(Dataset rows)
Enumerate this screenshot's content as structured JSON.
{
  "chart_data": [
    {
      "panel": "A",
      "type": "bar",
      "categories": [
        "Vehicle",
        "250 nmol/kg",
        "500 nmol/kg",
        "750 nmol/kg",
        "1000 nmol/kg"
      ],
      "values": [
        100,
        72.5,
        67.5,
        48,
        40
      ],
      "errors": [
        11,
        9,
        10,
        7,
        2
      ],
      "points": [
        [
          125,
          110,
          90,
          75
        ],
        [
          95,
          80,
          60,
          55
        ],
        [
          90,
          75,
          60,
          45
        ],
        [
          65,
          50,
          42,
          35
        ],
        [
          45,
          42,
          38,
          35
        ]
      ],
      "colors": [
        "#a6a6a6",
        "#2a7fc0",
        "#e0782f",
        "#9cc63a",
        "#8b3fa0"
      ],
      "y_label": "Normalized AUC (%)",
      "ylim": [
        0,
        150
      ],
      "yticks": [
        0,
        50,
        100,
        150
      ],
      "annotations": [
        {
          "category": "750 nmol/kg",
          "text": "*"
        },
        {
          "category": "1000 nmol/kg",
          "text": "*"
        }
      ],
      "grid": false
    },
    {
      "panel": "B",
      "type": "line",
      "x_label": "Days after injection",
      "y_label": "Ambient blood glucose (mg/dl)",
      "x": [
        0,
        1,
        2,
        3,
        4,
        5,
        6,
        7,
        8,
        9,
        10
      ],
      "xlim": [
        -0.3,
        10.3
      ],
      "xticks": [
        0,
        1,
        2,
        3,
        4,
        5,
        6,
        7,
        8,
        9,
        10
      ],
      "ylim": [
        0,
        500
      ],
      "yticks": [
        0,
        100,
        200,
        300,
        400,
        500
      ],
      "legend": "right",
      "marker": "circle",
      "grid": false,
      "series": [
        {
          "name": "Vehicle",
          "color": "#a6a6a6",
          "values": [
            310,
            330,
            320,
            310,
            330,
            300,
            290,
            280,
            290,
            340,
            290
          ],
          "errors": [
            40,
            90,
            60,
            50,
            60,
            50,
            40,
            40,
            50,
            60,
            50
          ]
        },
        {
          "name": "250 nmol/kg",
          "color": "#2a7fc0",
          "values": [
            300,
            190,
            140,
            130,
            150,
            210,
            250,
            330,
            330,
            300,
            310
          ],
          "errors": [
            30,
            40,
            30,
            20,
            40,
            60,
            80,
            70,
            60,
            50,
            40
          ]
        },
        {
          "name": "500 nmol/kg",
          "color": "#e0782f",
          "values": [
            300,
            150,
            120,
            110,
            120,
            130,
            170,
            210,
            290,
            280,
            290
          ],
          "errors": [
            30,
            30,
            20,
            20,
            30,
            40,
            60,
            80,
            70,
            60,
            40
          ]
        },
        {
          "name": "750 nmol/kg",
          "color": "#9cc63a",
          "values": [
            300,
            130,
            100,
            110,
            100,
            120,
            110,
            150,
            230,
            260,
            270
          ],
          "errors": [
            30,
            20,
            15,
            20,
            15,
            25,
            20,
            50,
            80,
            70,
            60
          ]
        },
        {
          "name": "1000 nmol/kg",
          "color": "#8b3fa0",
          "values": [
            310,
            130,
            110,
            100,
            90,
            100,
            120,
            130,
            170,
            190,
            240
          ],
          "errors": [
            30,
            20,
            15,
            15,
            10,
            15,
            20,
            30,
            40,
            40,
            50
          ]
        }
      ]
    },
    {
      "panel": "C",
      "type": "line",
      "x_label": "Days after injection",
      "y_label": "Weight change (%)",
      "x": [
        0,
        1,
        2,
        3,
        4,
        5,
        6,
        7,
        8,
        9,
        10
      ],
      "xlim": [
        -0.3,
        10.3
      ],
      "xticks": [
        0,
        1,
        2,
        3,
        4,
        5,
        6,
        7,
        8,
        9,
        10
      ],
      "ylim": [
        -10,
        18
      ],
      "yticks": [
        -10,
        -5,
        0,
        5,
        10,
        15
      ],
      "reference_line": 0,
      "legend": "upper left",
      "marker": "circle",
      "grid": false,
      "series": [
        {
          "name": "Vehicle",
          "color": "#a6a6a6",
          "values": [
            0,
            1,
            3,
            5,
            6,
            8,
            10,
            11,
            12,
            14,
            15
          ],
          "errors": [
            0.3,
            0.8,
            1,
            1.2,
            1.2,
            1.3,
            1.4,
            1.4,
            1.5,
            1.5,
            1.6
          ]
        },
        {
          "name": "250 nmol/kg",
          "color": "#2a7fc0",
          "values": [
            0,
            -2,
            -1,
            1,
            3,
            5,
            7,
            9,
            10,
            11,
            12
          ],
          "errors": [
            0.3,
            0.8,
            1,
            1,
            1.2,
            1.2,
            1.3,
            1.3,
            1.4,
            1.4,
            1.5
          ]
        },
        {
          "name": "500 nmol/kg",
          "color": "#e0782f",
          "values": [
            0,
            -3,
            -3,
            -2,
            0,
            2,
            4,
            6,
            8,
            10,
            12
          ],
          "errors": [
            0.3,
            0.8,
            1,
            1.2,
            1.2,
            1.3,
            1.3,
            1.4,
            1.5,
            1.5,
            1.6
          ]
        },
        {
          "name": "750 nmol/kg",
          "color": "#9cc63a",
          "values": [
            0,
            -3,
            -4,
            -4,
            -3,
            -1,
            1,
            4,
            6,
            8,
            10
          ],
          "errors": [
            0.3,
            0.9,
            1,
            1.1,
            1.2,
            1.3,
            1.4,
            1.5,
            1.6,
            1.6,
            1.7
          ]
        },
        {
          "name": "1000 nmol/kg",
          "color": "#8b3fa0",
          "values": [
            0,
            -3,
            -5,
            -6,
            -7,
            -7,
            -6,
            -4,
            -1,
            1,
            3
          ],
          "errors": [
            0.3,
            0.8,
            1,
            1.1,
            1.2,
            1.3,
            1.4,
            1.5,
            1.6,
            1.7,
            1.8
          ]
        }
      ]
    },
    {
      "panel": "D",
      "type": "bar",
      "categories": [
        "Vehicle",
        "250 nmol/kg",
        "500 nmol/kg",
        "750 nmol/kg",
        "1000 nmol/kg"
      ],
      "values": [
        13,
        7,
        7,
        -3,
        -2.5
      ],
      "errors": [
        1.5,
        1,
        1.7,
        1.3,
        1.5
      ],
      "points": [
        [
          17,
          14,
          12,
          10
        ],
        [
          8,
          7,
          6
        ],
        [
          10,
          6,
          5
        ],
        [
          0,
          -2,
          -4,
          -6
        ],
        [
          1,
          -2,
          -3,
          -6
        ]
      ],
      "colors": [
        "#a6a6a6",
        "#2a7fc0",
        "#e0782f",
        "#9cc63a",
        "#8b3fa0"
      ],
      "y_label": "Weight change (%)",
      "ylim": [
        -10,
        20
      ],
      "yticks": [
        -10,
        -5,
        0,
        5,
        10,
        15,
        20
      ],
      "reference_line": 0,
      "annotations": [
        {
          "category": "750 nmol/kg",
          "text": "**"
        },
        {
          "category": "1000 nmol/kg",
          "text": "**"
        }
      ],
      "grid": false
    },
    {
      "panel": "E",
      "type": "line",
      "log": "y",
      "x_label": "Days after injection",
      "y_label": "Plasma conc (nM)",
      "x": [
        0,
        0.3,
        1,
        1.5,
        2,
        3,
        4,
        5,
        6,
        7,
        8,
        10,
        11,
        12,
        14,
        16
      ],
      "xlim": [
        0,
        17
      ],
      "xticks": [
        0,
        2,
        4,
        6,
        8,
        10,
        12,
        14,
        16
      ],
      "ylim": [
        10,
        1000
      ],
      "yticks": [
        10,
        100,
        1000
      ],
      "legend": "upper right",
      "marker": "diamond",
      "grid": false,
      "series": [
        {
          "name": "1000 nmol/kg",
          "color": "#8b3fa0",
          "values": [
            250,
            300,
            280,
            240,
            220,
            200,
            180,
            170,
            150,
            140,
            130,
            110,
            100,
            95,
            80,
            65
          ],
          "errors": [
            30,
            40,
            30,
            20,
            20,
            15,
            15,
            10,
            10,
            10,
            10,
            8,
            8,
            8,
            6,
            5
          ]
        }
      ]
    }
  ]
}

▶ [Given exercise] In the entries above, find every line holding the word "upper" and copy it out.

▶ [Written reply]
      "legend": "upper left",
      "legend": "upper right",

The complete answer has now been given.